### [Aim]
Extract the complete data exactly as given.

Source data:
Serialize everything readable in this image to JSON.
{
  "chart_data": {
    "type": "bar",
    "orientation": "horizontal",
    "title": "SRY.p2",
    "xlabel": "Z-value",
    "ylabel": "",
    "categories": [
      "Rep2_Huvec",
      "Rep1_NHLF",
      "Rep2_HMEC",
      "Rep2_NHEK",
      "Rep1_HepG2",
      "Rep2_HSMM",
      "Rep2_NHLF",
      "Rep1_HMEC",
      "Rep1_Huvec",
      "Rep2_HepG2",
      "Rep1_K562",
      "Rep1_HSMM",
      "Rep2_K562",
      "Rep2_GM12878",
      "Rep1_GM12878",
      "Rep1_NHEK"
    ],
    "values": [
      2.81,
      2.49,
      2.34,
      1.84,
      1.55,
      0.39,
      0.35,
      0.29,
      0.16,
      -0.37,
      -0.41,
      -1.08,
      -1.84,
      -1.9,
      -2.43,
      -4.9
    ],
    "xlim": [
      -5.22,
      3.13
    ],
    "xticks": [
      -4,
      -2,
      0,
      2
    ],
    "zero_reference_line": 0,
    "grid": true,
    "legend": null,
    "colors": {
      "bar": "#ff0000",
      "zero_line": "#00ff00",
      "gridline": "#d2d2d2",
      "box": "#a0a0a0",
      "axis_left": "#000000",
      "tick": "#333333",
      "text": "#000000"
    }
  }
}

### [Result of the task]
Serialize everything readable in this image to JSON.
{
  "chart_data": {
    "type": "bar",
    "orientation": "horizontal",
    "title": "SRY.p2",
    "xlabel": "Z-value",
    "ylabel": "",
    "categories": [
      "Rep2_Huvec",
      "Rep1_NHLF",
      "Rep2_HMEC",
      "Rep2_NHEK",
      "Rep1_HepG2",
      "Rep2_HSMM",
      "Rep2_NHLF",
      "Rep1_HMEC",
      "Rep1_Huvec",
      "Rep2_HepG2",
      "Rep1_K562",
      "Rep1_HSMM",
      "Rep2_K562",
      "Rep2_GM12878",
      "Rep1_GM12878",
      "Rep1_NHEK"
    ],
    "values": [
      2.81,
      2.49,
      2.34,
      1.84,
      1.55,
      0.39,
      0.35,
      0.29,
      0.16,
      -0.37,
      -0.41,
      -1.08,
      -1.84,
      -1.9,
      -2.43,
      -4.9
    ],
    "xlim": [
      -5.22,
      3.13
    ],
    "xticks": [
      -4,
      -2,
      0,
      2
    ],
    "zero_reference_line": 0,
    "grid": true,
    "legend": null,
    "colors": {
      "bar": "#ff0000",
      "zero_line": "#00ff00",
      "gridline": "#d2d2d2",
      "box": "#a0a0a0",
      "axis_left": "#000000",
      "tick": "#333333",
      "text": "#000000"
    }
  }
}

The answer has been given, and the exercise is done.